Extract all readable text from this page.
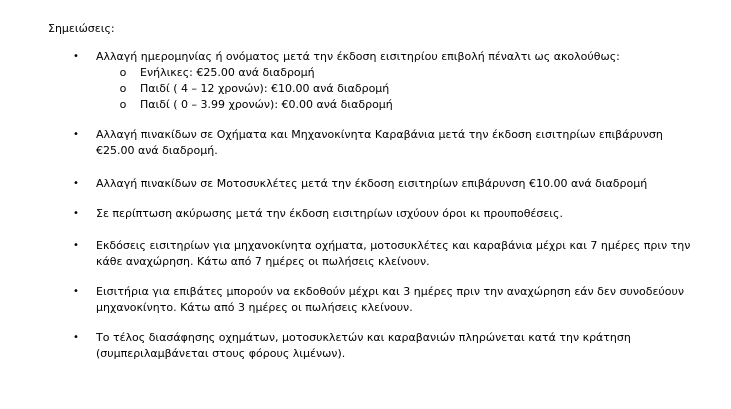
Σημειώσεις:
• Αλλαγή ημερομηνίας ή ονόματος μετά την έκδοση εισιτηρίου επιβολή πέναλτι ως ακολούθως:
o Ενήλικες: €25.00 ανά διαδρομή
o Παιδί ( 4 – 12 χρονών): €10.00 ανά διαδρομή
o Παιδί ( 0 – 3.99 χρονών): €0.00 ανά διαδρομή
• Αλλαγή πινακίδων σε Οχήματα και Μηχανοκίνητα Καραβάνια μετά την έκδοση εισιτηρίων επιβάρυνση €25.00 ανά διαδρομή.
• Αλλαγή πινακίδων σε Μοτοσυκλέτες μετά την έκδοση εισιτηρίων επιβάρυνση €10.00 ανά διαδρομή
• Σε περίπτωση ακύρωσης μετά την έκδοση εισιτηρίων ισχύουν όροι κι προυποθέσεις.
• Εκδόσεις εισιτηρίων για μηχανοκίνητα οχήματα, μοτοσυκλέτες και καραβάνια μέχρι και 7 ημέρες πριν την κάθε αναχώρηση. Κάτω από 7 ημέρες οι πωλήσεις κλείνουν.
• Εισιτήρια για επιβάτες μπορούν να εκδοθούν μέχρι και 3 ημέρες πριν την αναχώρηση εάν δεν συνοδεύουν μηχανοκίνητο. Κάτω από 3 ημέρες οι πωλήσεις κλείνουν.
• Το τέλος διασάφησης οχημάτων, μοτοσυκλετών και καραβανιών πληρώνεται κατά την κράτηση (συμπεριλαμβάνεται στους φόρους λιμένων).
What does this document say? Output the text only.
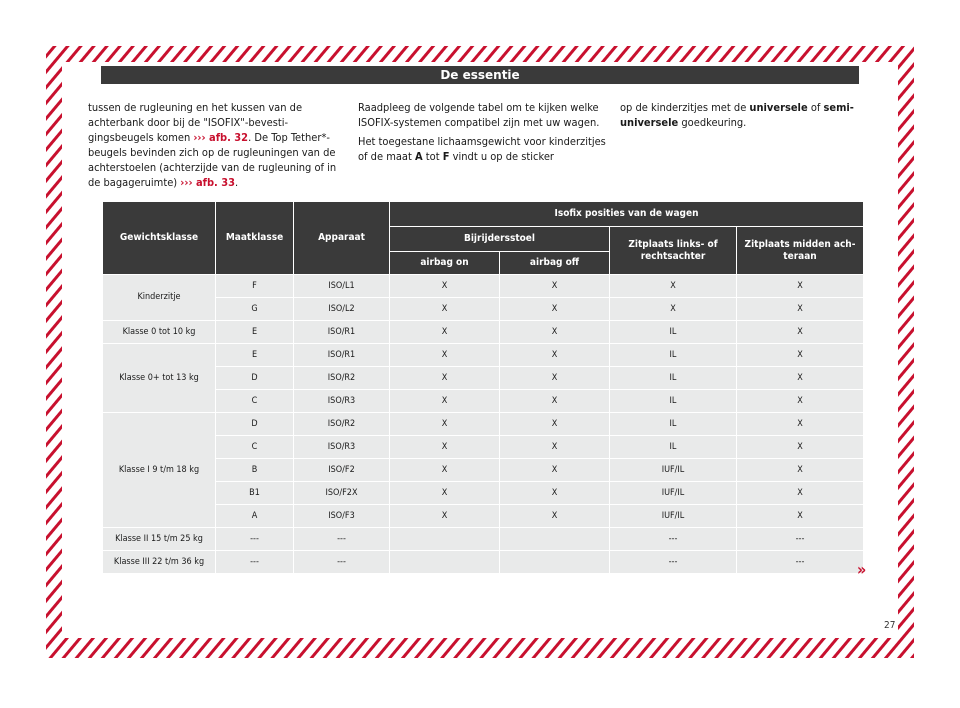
De essentie

tussen de rugleuning en het kussen van de achterbank door bij de "ISOFIX"-bevestigingsbeugels komen ››› afb. 32. De Top Tether*-beugels bevinden zich op de rugleuningen van de achterstoelen (achterzijde van de rugleuning of in de bagageruimte) ››› afb. 33.

Raadpleeg de volgende tabel om te kijken welke ISOFIX-systemen compatibel zijn met uw wagen.

Het toegestane lichaamsgewicht voor kinderzitjes of de maat A tot F vindt u op de sticker

op de kinderzitjes met de universele of semi-universele goedkeuring.

Gewichtsklasse	Maatklasse	Apparaat	Isofix posities van de wagen			
			Bijrijdersstoel		Zitplaats links- of rechtsachter	Zitplaats midden achteraan
			airbag on	airbag off		
Kinderzitje	F	ISO/L1	X	X	X	X
	G	ISO/L2	X	X	X	X
Klasse 0 tot 10 kg	E	ISO/R1	X	X	IL	X
Klasse 0+ tot 13 kg	E	ISO/R1	X	X	IL	X
	D	ISO/R2	X	X	IL	X
	C	ISO/R3	X	X	IL	X
Klasse I 9 t/m 18 kg	D	ISO/R2	X	X	IL	X
	C	ISO/R3	X	X	IL	X
	B	ISO/F2	X	X	IUF/IL	X
	B1	ISO/F2X	X	X	IUF/IL	X
	A	ISO/F3	X	X	IUF/IL	X
Klasse II 15 t/m 25 kg	---	---			---	---
Klasse III 22 t/m 36 kg	---	---			---	---	»
27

========

** Problem description **
Retype the data above exactly; pictures are not part of the copy.

** Answer to this exercise **
Extract all readable text from this page.
Σημειώσεις:
• Αλλαγή ημερομηνίας ή ονόματος μετά την έκδοση εισιτηρίου επιβολή πέναλτι ως ακολούθως:
o Ενήλικες: €25.00 ανά διαδρομή
o Παιδί ( 4 – 12 χρονών): €10.00 ανά διαδρομή
o Παιδί ( 0 – 3.99 χρονών): €0.00 ανά διαδρομή
• Αλλαγή πινακίδων σε Οχήματα και Μηχανοκίνητα Καραβάνια μετά την έκδοση εισιτηρίων επιβάρυνση €25.00 ανά διαδρομή.
• Αλλαγή πινακίδων σε Μοτοσυκλέτες μετά την έκδοση εισιτηρίων επιβάρυνση €10.00 ανά διαδρομή
• Σε περίπτωση ακύρωσης μετά την έκδοση εισιτηρίων ισχύουν όροι κι προυποθέσεις.
• Εκδόσεις εισιτηρίων για μηχανοκίνητα οχήματα, μοτοσυκλέτες και καραβάνια μέχρι και 7 ημέρες πριν την κάθε αναχώρηση. Κάτω από 7 ημέρες οι πωλήσεις κλείνουν.
• Εισιτήρια για επιβάτες μπορούν να εκδοθούν μέχρι και 3 ημέρες πριν την αναχώρηση εάν δεν συνοδεύουν μηχανοκίνητο. Κάτω από 3 ημέρες οι πωλήσεις κλείνουν.
• Το τέλος διασάφησης οχημάτων, μοτοσυκλετών και καραβανιών πληρώνεται κατά την κράτηση (συμπεριλαμβάνεται στους φόρους λιμένων).
What does this document say? Output the text only.
De essentie

tussen de rugleuning en het kussen van de achterbank door bij de "ISOFIX"-bevestigingsbeugels komen ››› afb. 32. De Top Tether*-beugels bevinden zich op de rugleuningen van de achterstoelen (achterzijde van de rugleuning of in de bagageruimte) ››› afb. 33.

Raadpleeg de volgende tabel om te kijken welke ISOFIX-systemen compatibel zijn met uw wagen.

Het toegestane lichaamsgewicht voor kinderzitjes of de maat A tot F vindt u op de sticker

op de kinderzitjes met de universele of semi-universele goedkeuring.

Gewichtsklasse	Maatklasse	Apparaat	Isofix posities van de wagen			
			Bijrijdersstoel		Zitplaats links- of rechtsachter	Zitplaats midden achteraan
			airbag on	airbag off		
Kinderzitje	F	ISO/L1	X	X	X	X
	G	ISO/L2	X	X	X	X
Klasse 0 tot 10 kg	E	ISO/R1	X	X	IL	X
Klasse 0+ tot 13 kg	E	ISO/R1	X	X	IL	X
	D	ISO/R2	X	X	IL	X
	C	ISO/R3	X	X	IL	X
Klasse I 9 t/m 18 kg	D	ISO/R2	X	X	IL	X
	C	ISO/R3	X	X	IL	X
	B	ISO/F2	X	X	IUF/IL	X
	B1	ISO/F2X	X	X	IUF/IL	X
	A	ISO/F3	X	X	IUF/IL	X
Klasse II 15 t/m 25 kg	---	---			---	---
Klasse III 22 t/m 36 kg	---	---			---	---	»
27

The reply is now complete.